Data excerpts:

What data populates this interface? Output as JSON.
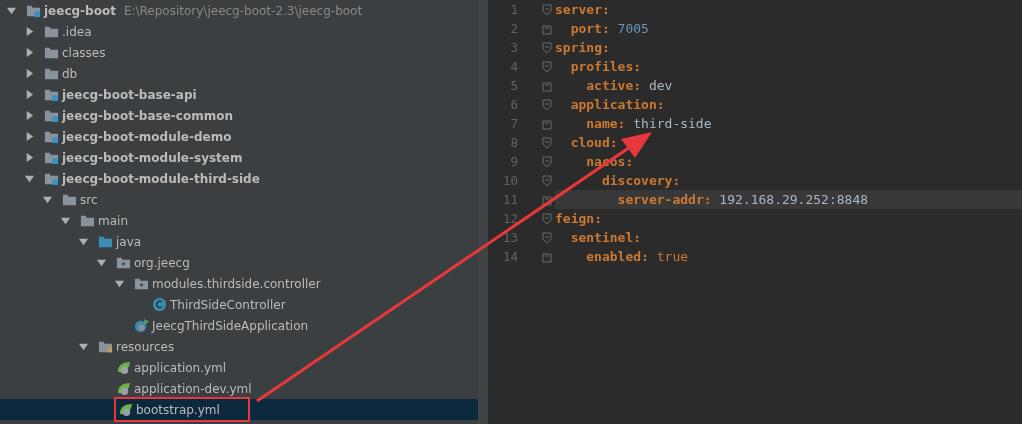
{
  "project_tree": [
    {
      "label": "jeecg-boot",
      "path": "E:\\Repository\\jeecg-boot-2.3\\jeecg-boot",
      "kind": "module",
      "bold": true,
      "expanded": true,
      "selected": false,
      "children": [
        {
          "label": ".idea",
          "kind": "folder",
          "bold": false,
          "expanded": false,
          "selected": false
        },
        {
          "label": "classes",
          "kind": "folder",
          "bold": false,
          "expanded": false,
          "selected": false
        },
        {
          "label": "db",
          "kind": "folder",
          "bold": false,
          "expanded": false,
          "selected": false
        },
        {
          "label": "jeecg-boot-base-api",
          "kind": "module",
          "bold": true,
          "expanded": false,
          "selected": false
        },
        {
          "label": "jeecg-boot-base-common",
          "kind": "module",
          "bold": true,
          "expanded": false,
          "selected": false
        },
        {
          "label": "jeecg-boot-module-demo",
          "kind": "module",
          "bold": true,
          "expanded": false,
          "selected": false
        },
        {
          "label": "jeecg-boot-module-system",
          "kind": "module",
          "bold": true,
          "expanded": false,
          "selected": false
        },
        {
          "label": "jeecg-boot-module-third-side",
          "kind": "module",
          "bold": true,
          "expanded": true,
          "selected": false,
          "children": [
            {
              "label": "src",
              "kind": "folder",
              "bold": false,
              "expanded": true,
              "selected": false,
              "children": [
                {
                  "label": "main",
                  "kind": "folder",
                  "bold": false,
                  "expanded": true,
                  "selected": false,
                  "children": [
                    {
                      "label": "java",
                      "kind": "source-folder",
                      "bold": false,
                      "expanded": true,
                      "selected": false,
                      "children": [
                        {
                          "label": "org.jeecg",
                          "kind": "package",
                          "bold": false,
                          "expanded": true,
                          "selected": false,
                          "children": [
                            {
                              "label": "modules.thirdside.controller",
                              "kind": "package",
                              "bold": false,
                              "expanded": true,
                              "selected": false,
                              "children": [
                                {
                                  "label": "ThirdSideController",
                                  "kind": "class",
                                  "bold": false,
                                  "selected": false
                                }
                              ]
                            },
                            {
                              "label": "JeecgThirdSideApplication",
                              "kind": "spring-app",
                              "bold": false,
                              "selected": false
                            }
                          ]
                        }
                      ]
                    },
                    {
                      "label": "resources",
                      "kind": "resources-folder",
                      "bold": false,
                      "expanded": true,
                      "selected": false,
                      "children": [
                        {
                          "label": "application.yml",
                          "kind": "yaml",
                          "bold": false,
                          "selected": false
                        },
                        {
                          "label": "application-dev.yml",
                          "kind": "yaml",
                          "bold": false,
                          "selected": false
                        },
                        {
                          "label": "bootstrap.yml",
                          "kind": "yaml",
                          "bold": false,
                          "selected": true,
                          "highlighted": true
                        }
                      ]
                    }
                  ]
                }
              ]
            }
          ]
        }
      ]
    }
  ],
  "editor": {
    "lines": [
      {
        "line": "1",
        "key": "server:",
        "current": false,
        "children": [
          {
            "line": "2",
            "key": "port:",
            "value": "7005",
            "color": "#6897bb",
            "current": false
          }
        ]
      },
      {
        "line": "3",
        "key": "spring:",
        "current": false,
        "children": [
          {
            "line": "4",
            "key": "profiles:",
            "current": false,
            "children": [
              {
                "line": "5",
                "key": "active:",
                "value": "dev",
                "color": "#a9b7c6",
                "current": false
              }
            ]
          },
          {
            "line": "6",
            "key": "application:",
            "current": false,
            "children": [
              {
                "line": "7",
                "key": "name:",
                "value": "third-side",
                "color": "#a9b7c6",
                "current": false
              }
            ]
          },
          {
            "line": "8",
            "key": "cloud:",
            "current": false,
            "children": [
              {
                "line": "9",
                "key": "nacos:",
                "current": false,
                "children": [
                  {
                    "line": "10",
                    "key": "discovery:",
                    "current": false,
                    "children": [
                      {
                        "line": "11",
                        "key": "server-addr:",
                        "value": "192.168.29.252:8848",
                        "color": "#a9b7c6",
                        "current": true
                      }
                    ]
                  }
                ]
              }
            ]
          }
        ]
      },
      {
        "line": "12",
        "key": "feign:",
        "current": false,
        "children": [
          {
            "line": "13",
            "key": "sentinel:",
            "current": false,
            "children": [
              {
                "line": "14",
                "key": "enabled:",
                "value": "true",
                "color": "#cc7832",
                "current": false
              }
            ]
          }
        ]
      }
    ]
  }
}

DIRECTIONS FOR THIS TASK: Copy out every line of the material above exactly, skipping the pictures.

REPLY:
What data populates this interface? Output as JSON.
{
  "project_tree": [
    {
      "label": "jeecg-boot",
      "path": "E:\\Repository\\jeecg-boot-2.3\\jeecg-boot",
      "kind": "module",
      "bold": true,
      "expanded": true,
      "selected": false,
      "children": [
        {
          "label": ".idea",
          "kind": "folder",
          "bold": false,
          "expanded": false,
          "selected": false
        },
        {
          "label": "classes",
          "kind": "folder",
          "bold": false,
          "expanded": false,
          "selected": false
        },
        {
          "label": "db",
          "kind": "folder",
          "bold": false,
          "expanded": false,
          "selected": false
        },
        {
          "label": "jeecg-boot-base-api",
          "kind": "module",
          "bold": true,
          "expanded": false,
          "selected": false
        },
        {
          "label": "jeecg-boot-base-common",
          "kind": "module",
          "bold": true,
          "expanded": false,
          "selected": false
        },
        {
          "label": "jeecg-boot-module-demo",
          "kind": "module",
          "bold": true,
          "expanded": false,
          "selected": false
        },
        {
          "label": "jeecg-boot-module-system",
          "kind": "module",
          "bold": true,
          "expanded": false,
          "selected": false
        },
        {
          "label": "jeecg-boot-module-third-side",
          "kind": "module",
          "bold": true,
          "expanded": true,
          "selected": false,
          "children": [
            {
              "label": "src",
              "kind": "folder",
              "bold": false,
              "expanded": true,
              "selected": false,
              "children": [
                {
                  "label": "main",
                  "kind": "folder",
                  "bold": false,
                  "expanded": true,
                  "selected": false,
                  "children": [
                    {
                      "label": "java",
                      "kind": "source-folder",
                      "bold": false,
                      "expanded": true,
                      "selected": false,
                      "children": [
                        {
                          "label": "org.jeecg",
                          "kind": "package",
                          "bold": false,
                          "expanded": true,
                          "selected": false,
                          "children": [
                            {
                              "label": "modules.thirdside.controller",
                              "kind": "package",
                              "bold": false,
                              "expanded": true,
                              "selected": false,
                              "children": [
                                {
                                  "label": "ThirdSideController",
                                  "kind": "class",
                                  "bold": false,
                                  "selected": false
                                }
                              ]
                            },
                            {
                              "label": "JeecgThirdSideApplication",
                              "kind": "spring-app",
                              "bold": false,
                              "selected": false
                            }
                          ]
                        }
                      ]
                    },
                    {
                      "label": "resources",
                      "kind": "resources-folder",
                      "bold": false,
                      "expanded": true,
                      "selected": false,
                      "children": [
                        {
                          "label": "application.yml",
                          "kind": "yaml",
                          "bold": false,
                          "selected": false
                        },
                        {
                          "label": "application-dev.yml",
                          "kind": "yaml",
                          "bold": false,
                          "selected": false
                        },
                        {
                          "label": "bootstrap.yml",
                          "kind": "yaml",
                          "bold": false,
                          "selected": true,
                          "highlighted": true
                        }
                      ]
                    }
                  ]
                }
              ]
            }
          ]
        }
      ]
    }
  ],
  "editor": {
    "lines": [
      {
        "line": "1",
        "key": "server:",
        "current": false,
        "children": [
          {
            "line": "2",
            "key": "port:",
            "value": "7005",
            "color": "#6897bb",
            "current": false
          }
        ]
      },
      {
        "line": "3",
        "key": "spring:",
        "current": false,
        "children": [
          {
            "line": "4",
            "key": "profiles:",
            "current": false,
            "children": [
              {
                "line": "5",
                "key": "active:",
                "value": "dev",
                "color": "#a9b7c6",
                "current": false
              }
            ]
          },
          {
            "line": "6",
            "key": "application:",
            "current": false,
            "children": [
              {
                "line": "7",
                "key": "name:",
                "value": "third-side",
                "color": "#a9b7c6",
                "current": false
              }
            ]
          },
          {
            "line": "8",
            "key": "cloud:",
            "current": false,
            "children": [
              {
                "line": "9",
                "key": "nacos:",
                "current": false,
                "children": [
                  {
                    "line": "10",
                    "key": "discovery:",
                    "current": false,
                    "children": [
                      {
                        "line": "11",
                        "key": "server-addr:",
                        "value": "192.168.29.252:8848",
                        "color": "#a9b7c6",
                        "current": true
                      }
                    ]
                  }
                ]
              }
            ]
          }
        ]
      },
      {
        "line": "12",
        "key": "feign:",
        "current": false,
        "children": [
          {
            "line": "13",
            "key": "sentinel:",
            "current": false,
            "children": [
              {
                "line": "14",
                "key": "enabled:",
                "value": "true",
                "color": "#cc7832",
                "current": false
              }
            ]
          }
        ]
      }
    ]
  }
}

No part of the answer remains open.